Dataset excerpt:
══════════

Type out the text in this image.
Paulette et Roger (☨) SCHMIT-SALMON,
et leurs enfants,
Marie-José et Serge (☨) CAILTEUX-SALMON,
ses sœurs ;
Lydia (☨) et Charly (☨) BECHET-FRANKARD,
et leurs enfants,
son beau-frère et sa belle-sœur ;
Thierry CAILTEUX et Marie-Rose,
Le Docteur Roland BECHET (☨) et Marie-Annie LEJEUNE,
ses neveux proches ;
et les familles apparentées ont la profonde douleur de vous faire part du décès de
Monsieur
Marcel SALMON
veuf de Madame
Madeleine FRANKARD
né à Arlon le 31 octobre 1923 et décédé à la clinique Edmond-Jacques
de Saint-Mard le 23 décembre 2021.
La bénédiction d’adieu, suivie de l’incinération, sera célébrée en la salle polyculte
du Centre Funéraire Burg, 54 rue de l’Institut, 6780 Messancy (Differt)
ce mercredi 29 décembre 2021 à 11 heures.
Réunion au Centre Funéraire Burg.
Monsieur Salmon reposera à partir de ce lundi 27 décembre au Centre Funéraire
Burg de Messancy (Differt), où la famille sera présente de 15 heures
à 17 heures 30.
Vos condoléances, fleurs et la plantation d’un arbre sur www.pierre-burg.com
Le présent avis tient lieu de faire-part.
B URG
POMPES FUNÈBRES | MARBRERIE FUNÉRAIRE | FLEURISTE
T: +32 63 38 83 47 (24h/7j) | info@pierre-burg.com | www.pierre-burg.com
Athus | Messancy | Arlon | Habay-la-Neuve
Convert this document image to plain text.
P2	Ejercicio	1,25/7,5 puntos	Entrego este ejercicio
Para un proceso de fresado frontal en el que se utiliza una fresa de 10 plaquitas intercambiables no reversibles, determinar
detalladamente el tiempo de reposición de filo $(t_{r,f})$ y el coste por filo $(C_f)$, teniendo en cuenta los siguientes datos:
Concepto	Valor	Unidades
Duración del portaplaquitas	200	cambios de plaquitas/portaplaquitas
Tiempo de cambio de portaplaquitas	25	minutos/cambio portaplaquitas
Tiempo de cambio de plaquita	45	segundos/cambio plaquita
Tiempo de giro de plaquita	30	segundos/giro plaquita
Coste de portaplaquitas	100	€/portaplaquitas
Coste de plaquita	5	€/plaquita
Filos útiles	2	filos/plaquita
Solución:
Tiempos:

══════════

## Do this
Each line from the one containing "Convert this document image to plain text." to the end of the listing above should be copied exactly, and nothing else.

## Complete output
Convert this document image to plain text.
P2	Ejercicio	1,25/7,5 puntos	Entrego este ejercicio
Para un proceso de fresado frontal en el que se utiliza una fresa de 10 plaquitas intercambiables no reversibles, determinar
detalladamente el tiempo de reposición de filo $(t_{r,f})$ y el coste por filo $(C_f)$, teniendo en cuenta los siguientes datos:
Concepto	Valor	Unidades
Duración del portaplaquitas	200	cambios de plaquitas/portaplaquitas
Tiempo de cambio de portaplaquitas	25	minutos/cambio portaplaquitas
Tiempo de cambio de plaquita	45	segundos/cambio plaquita
Tiempo de giro de plaquita	30	segundos/giro plaquita
Coste de portaplaquitas	100	€/portaplaquitas
Coste de plaquita	5	€/plaquita
Filos útiles	2	filos/plaquita
Solución:
Tiempos:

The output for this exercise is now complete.